| Exercise requirements |
Reproduce the records below in full and without edits, omitting images.

| Dataset |
* START *

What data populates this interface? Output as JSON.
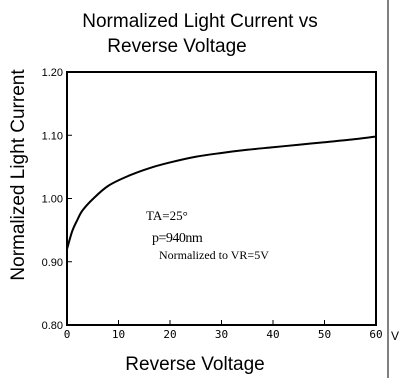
{
  "chart_data": {
    "type": "line",
    "title_lines": [
      "Normalized Light Current vs",
      "Reverse Voltage"
    ],
    "xlabel": "Reverse Voltage",
    "ylabel": "Normalized Light Current",
    "xlim": [
      0,
      60
    ],
    "ylim": [
      0.8,
      1.2
    ],
    "x_ticks": [
      0,
      10,
      20,
      30,
      40,
      50,
      60
    ],
    "y_ticks": [
      0.8,
      0.9,
      1.0,
      1.1,
      1.2
    ],
    "x_tick_labels": [
      "0",
      "10",
      "20",
      "30",
      "40",
      "50",
      "60"
    ],
    "y_tick_labels": [
      "0.80",
      "0.90",
      "1.00",
      "1.10",
      "1.20"
    ],
    "grid": false,
    "series": [
      {
        "x": [
          0,
          1,
          2,
          3,
          5,
          8,
          12,
          16,
          20,
          25,
          30,
          35,
          40,
          45,
          50,
          55,
          60
        ],
        "y": [
          0.92,
          0.948,
          0.966,
          0.981,
          0.999,
          1.02,
          1.036,
          1.048,
          1.057,
          1.066,
          1.072,
          1.077,
          1.081,
          1.085,
          1.089,
          1.093,
          1.098
        ]
      }
    ],
    "annotations": {
      "temperature": "TA=25°",
      "wavelength": "p=940nm",
      "normalization": "Normalized to VR=5V"
    }
  },
  "decor": {
    "right_edge_label": "V"
  }
}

* END *

| Answer to this task |
What data populates this interface? Output as JSON.
{
  "chart_data": {
    "type": "line",
    "title_lines": [
      "Normalized Light Current vs",
      "Reverse Voltage"
    ],
    "xlabel": "Reverse Voltage",
    "ylabel": "Normalized Light Current",
    "xlim": [
      0,
      60
    ],
    "ylim": [
      0.8,
      1.2
    ],
    "x_ticks": [
      0,
      10,
      20,
      30,
      40,
      50,
      60
    ],
    "y_ticks": [
      0.8,
      0.9,
      1.0,
      1.1,
      1.2
    ],
    "x_tick_labels": [
      "0",
      "10",
      "20",
      "30",
      "40",
      "50",
      "60"
    ],
    "y_tick_labels": [
      "0.80",
      "0.90",
      "1.00",
      "1.10",
      "1.20"
    ],
    "grid": false,
    "series": [
      {
        "x": [
          0,
          1,
          2,
          3,
          5,
          8,
          12,
          16,
          20,
          25,
          30,
          35,
          40,
          45,
          50,
          55,
          60
        ],
        "y": [
          0.92,
          0.948,
          0.966,
          0.981,
          0.999,
          1.02,
          1.036,
          1.048,
          1.057,
          1.066,
          1.072,
          1.077,
          1.081,
          1.085,
          1.089,
          1.093,
          1.098
        ]
      }
    ],
    "annotations": {
      "temperature": "TA=25°",
      "wavelength": "p=940nm",
      "normalization": "Normalized to VR=5V"
    }
  },
  "decor": {
    "right_edge_label": "V"
  }
}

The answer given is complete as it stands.